* _WHAT YOU HAVE TO DO_: Scan the data below. Pull out each line where "xlabel" occurs.

(Collected data)
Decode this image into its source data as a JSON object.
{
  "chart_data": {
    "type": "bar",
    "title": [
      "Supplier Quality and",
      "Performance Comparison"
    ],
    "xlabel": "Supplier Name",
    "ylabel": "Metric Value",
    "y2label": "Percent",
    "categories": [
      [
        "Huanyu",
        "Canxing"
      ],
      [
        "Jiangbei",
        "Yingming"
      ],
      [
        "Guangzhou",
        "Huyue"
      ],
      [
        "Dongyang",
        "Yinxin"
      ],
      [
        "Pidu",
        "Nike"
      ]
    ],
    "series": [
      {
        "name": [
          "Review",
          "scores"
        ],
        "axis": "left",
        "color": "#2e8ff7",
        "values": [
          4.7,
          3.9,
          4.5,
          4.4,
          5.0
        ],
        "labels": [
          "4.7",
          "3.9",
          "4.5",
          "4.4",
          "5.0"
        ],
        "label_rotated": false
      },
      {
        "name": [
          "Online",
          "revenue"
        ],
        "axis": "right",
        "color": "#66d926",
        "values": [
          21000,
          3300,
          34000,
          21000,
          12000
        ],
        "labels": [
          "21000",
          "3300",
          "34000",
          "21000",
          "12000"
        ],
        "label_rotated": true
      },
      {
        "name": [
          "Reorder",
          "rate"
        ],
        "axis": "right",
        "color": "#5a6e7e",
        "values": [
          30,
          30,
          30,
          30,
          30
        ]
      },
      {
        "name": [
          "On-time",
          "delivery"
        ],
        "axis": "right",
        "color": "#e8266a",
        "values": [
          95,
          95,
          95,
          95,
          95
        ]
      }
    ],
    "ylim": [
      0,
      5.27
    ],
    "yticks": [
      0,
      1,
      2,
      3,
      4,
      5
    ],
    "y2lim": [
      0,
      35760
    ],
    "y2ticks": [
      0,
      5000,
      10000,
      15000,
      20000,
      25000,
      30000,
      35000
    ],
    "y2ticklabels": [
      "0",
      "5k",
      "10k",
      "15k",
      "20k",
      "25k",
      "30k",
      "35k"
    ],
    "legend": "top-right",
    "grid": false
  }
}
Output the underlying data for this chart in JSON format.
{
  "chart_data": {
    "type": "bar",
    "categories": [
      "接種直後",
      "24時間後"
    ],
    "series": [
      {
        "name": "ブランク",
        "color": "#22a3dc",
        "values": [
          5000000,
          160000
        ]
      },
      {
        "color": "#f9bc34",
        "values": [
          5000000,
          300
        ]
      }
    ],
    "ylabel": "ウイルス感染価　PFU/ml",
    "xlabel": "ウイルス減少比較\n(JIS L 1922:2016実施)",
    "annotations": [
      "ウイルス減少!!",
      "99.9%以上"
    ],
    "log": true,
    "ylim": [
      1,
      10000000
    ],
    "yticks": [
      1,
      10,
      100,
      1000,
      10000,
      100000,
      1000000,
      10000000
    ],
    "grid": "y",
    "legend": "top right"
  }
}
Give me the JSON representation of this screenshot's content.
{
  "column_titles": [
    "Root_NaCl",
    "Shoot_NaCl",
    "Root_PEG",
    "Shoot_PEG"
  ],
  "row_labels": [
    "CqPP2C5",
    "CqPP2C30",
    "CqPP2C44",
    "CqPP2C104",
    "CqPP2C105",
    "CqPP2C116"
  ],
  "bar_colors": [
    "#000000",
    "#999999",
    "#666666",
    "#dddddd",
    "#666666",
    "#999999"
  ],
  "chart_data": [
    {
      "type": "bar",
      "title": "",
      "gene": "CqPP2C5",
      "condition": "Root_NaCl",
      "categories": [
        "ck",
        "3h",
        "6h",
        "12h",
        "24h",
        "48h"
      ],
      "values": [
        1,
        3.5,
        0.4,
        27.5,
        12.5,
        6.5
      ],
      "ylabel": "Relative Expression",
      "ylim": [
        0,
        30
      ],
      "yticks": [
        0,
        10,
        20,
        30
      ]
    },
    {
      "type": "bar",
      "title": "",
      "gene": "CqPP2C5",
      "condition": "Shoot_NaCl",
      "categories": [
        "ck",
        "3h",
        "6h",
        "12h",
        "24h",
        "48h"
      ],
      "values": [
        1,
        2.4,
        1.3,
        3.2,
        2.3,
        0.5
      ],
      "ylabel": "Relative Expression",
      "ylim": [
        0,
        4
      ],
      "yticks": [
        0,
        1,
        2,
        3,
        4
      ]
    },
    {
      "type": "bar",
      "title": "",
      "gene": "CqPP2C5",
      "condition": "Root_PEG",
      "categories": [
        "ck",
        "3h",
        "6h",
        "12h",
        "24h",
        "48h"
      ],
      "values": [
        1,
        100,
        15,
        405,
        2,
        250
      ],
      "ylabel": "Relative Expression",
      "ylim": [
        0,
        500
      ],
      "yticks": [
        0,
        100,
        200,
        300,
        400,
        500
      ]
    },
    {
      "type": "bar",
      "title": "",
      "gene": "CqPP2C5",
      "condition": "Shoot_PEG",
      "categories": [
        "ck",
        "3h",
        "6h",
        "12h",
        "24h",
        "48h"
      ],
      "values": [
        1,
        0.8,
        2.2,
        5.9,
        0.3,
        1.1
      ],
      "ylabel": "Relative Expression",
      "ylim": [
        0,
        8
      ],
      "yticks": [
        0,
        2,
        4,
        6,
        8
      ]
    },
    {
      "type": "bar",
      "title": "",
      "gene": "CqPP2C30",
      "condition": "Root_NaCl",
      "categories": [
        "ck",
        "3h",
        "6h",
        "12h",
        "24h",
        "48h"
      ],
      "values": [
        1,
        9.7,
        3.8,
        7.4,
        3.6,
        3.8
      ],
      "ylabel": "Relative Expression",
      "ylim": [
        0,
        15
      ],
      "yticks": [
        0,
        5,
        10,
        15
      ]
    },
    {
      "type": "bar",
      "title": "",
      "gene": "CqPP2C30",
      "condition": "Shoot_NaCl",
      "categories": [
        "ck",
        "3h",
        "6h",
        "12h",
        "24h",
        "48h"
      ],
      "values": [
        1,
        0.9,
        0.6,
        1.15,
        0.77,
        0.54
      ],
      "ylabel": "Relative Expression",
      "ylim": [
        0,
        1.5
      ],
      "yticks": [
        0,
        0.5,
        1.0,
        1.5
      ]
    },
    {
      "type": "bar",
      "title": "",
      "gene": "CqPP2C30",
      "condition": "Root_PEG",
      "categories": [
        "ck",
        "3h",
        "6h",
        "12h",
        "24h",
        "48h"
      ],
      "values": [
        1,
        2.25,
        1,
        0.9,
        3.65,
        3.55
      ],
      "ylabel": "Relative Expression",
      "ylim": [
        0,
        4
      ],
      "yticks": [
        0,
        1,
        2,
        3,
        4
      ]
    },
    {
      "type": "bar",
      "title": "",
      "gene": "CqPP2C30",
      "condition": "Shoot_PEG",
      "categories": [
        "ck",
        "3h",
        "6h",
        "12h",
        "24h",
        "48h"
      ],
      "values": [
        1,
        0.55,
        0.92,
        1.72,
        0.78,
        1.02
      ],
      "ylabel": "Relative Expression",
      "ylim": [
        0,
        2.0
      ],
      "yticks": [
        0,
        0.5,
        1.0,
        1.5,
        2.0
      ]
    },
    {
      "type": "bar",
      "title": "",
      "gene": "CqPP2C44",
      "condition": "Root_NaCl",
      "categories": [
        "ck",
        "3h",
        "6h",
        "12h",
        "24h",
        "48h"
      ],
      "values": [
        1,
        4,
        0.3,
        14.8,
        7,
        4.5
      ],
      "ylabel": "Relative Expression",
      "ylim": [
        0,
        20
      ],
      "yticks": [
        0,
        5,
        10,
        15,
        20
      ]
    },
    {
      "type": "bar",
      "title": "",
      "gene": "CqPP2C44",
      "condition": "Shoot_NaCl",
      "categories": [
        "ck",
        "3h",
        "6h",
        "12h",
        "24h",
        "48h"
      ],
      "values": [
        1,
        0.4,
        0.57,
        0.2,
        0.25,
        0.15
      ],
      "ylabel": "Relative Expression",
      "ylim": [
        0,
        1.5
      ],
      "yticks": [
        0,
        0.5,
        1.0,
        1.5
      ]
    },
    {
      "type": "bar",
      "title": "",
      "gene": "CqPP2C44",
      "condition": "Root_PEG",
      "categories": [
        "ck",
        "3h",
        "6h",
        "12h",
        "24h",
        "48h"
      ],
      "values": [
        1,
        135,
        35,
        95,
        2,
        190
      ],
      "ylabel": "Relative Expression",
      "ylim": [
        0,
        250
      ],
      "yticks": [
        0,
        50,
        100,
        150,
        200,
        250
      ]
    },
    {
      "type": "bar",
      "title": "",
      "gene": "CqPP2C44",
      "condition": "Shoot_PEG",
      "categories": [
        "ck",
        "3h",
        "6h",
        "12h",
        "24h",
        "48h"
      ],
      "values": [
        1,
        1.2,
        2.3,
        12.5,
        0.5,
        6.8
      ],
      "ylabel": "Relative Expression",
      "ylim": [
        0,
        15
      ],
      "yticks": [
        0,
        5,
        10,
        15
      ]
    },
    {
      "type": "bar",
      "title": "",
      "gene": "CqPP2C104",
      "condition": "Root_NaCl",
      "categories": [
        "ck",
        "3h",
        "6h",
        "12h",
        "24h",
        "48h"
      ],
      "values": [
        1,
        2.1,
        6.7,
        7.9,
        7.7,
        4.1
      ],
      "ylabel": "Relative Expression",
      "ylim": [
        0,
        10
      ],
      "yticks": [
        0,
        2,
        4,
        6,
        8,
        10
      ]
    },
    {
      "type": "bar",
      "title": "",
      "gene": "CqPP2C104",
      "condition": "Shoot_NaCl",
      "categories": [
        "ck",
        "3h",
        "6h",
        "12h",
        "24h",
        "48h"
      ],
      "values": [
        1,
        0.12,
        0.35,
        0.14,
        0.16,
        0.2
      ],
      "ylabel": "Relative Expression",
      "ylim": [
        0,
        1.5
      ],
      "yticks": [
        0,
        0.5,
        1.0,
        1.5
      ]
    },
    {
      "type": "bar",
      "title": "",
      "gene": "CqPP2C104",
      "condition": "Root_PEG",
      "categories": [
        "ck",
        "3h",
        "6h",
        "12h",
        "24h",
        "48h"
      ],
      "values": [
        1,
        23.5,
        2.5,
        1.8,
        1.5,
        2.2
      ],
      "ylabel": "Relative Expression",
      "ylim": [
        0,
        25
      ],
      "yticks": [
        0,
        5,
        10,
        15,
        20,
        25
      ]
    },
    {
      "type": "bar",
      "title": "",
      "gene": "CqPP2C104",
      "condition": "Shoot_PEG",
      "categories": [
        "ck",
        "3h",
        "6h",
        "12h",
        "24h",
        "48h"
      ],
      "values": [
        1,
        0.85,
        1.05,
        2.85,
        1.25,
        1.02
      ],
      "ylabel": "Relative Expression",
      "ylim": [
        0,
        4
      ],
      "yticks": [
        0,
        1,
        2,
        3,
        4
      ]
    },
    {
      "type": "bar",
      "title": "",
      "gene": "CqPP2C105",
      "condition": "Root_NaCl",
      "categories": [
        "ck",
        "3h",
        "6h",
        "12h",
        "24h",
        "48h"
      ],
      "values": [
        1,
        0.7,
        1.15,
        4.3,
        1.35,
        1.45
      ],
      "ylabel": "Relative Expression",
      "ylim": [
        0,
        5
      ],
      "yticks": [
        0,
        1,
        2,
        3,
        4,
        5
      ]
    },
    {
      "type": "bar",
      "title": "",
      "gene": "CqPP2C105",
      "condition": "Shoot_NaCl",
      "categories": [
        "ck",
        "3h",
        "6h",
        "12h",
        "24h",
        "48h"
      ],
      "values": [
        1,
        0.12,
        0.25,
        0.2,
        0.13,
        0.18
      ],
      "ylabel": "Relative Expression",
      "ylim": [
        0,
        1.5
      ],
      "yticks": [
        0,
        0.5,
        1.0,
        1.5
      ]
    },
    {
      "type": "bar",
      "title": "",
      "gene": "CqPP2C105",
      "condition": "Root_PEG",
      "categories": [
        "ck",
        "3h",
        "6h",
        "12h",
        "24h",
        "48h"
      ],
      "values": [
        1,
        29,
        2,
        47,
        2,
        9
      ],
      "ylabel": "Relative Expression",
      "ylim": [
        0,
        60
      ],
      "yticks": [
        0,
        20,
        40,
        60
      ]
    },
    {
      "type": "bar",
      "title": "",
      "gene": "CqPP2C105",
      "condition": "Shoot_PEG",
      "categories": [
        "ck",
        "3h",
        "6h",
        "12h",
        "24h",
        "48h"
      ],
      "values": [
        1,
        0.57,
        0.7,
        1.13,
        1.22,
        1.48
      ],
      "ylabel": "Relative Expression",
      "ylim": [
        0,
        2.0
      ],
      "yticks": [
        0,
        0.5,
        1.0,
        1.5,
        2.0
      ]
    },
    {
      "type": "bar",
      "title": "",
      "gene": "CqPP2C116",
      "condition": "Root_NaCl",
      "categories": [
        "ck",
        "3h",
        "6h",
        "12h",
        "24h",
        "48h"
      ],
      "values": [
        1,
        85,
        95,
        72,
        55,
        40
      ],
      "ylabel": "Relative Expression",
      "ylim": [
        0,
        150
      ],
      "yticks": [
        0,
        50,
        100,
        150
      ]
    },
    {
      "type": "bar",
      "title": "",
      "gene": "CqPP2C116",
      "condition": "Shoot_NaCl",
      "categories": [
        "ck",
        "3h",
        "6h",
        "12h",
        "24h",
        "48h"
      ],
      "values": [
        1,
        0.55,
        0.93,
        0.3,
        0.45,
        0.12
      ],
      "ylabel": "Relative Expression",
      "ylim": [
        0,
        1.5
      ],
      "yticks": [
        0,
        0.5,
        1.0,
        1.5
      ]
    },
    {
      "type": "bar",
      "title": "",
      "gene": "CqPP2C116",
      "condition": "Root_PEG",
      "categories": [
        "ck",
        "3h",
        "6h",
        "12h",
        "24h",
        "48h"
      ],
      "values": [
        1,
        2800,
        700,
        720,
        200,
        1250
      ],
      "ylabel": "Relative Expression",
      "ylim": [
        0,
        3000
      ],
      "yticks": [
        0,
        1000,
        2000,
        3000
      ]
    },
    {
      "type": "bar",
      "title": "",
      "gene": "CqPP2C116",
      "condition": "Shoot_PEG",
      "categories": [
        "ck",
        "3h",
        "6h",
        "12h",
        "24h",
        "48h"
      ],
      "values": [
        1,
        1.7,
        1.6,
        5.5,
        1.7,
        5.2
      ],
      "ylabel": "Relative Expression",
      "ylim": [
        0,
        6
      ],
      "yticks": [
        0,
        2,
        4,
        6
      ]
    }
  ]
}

* _SOLUTION TO THIS TASK_:
    "xlabel": "Supplier Name",
    "xlabel": "ウイルス減少比較\n(JIS L 1922:2016実施)",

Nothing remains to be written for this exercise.